Reproduce all of the listing below without alteration.

----- Material for the task -----

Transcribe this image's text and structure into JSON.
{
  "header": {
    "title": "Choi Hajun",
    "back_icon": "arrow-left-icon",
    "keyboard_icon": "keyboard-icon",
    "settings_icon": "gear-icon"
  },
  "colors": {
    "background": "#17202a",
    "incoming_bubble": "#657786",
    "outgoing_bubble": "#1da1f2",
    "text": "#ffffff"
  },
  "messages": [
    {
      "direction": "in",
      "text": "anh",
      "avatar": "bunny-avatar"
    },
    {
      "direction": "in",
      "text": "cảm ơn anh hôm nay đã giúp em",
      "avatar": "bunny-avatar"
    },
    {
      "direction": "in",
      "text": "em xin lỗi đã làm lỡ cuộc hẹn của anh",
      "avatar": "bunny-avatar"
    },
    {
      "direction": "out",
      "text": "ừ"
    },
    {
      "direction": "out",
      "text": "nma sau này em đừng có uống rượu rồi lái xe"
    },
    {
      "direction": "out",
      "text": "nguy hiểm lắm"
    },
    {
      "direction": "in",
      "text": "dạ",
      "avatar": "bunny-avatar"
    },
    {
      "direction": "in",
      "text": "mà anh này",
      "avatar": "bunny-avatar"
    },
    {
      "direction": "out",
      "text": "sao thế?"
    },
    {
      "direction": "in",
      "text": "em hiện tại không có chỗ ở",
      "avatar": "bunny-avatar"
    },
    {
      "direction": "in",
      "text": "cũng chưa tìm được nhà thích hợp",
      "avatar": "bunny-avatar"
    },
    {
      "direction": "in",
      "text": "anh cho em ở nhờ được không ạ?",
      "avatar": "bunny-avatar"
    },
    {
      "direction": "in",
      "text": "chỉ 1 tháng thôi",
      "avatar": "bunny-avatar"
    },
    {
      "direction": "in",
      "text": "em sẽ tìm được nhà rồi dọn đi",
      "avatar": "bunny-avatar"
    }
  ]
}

-----

* Expected answer *
Transcribe this image's text and structure into JSON.
{
  "header": {
    "title": "Choi Hajun",
    "back_icon": "arrow-left-icon",
    "keyboard_icon": "keyboard-icon",
    "settings_icon": "gear-icon"
  },
  "colors": {
    "background": "#17202a",
    "incoming_bubble": "#657786",
    "outgoing_bubble": "#1da1f2",
    "text": "#ffffff"
  },
  "messages": [
    {
      "direction": "in",
      "text": "anh",
      "avatar": "bunny-avatar"
    },
    {
      "direction": "in",
      "text": "cảm ơn anh hôm nay đã giúp em",
      "avatar": "bunny-avatar"
    },
    {
      "direction": "in",
      "text": "em xin lỗi đã làm lỡ cuộc hẹn của anh",
      "avatar": "bunny-avatar"
    },
    {
      "direction": "out",
      "text": "ừ"
    },
    {
      "direction": "out",
      "text": "nma sau này em đừng có uống rượu rồi lái xe"
    },
    {
      "direction": "out",
      "text": "nguy hiểm lắm"
    },
    {
      "direction": "in",
      "text": "dạ",
      "avatar": "bunny-avatar"
    },
    {
      "direction": "in",
      "text": "mà anh này",
      "avatar": "bunny-avatar"
    },
    {
      "direction": "out",
      "text": "sao thế?"
    },
    {
      "direction": "in",
      "text": "em hiện tại không có chỗ ở",
      "avatar": "bunny-avatar"
    },
    {
      "direction": "in",
      "text": "cũng chưa tìm được nhà thích hợp",
      "avatar": "bunny-avatar"
    },
    {
      "direction": "in",
      "text": "anh cho em ở nhờ được không ạ?",
      "avatar": "bunny-avatar"
    },
    {
      "direction": "in",
      "text": "chỉ 1 tháng thôi",
      "avatar": "bunny-avatar"
    },
    {
      "direction": "in",
      "text": "em sẽ tìm được nhà rồi dọn đi",
      "avatar": "bunny-avatar"
    }
  ]
}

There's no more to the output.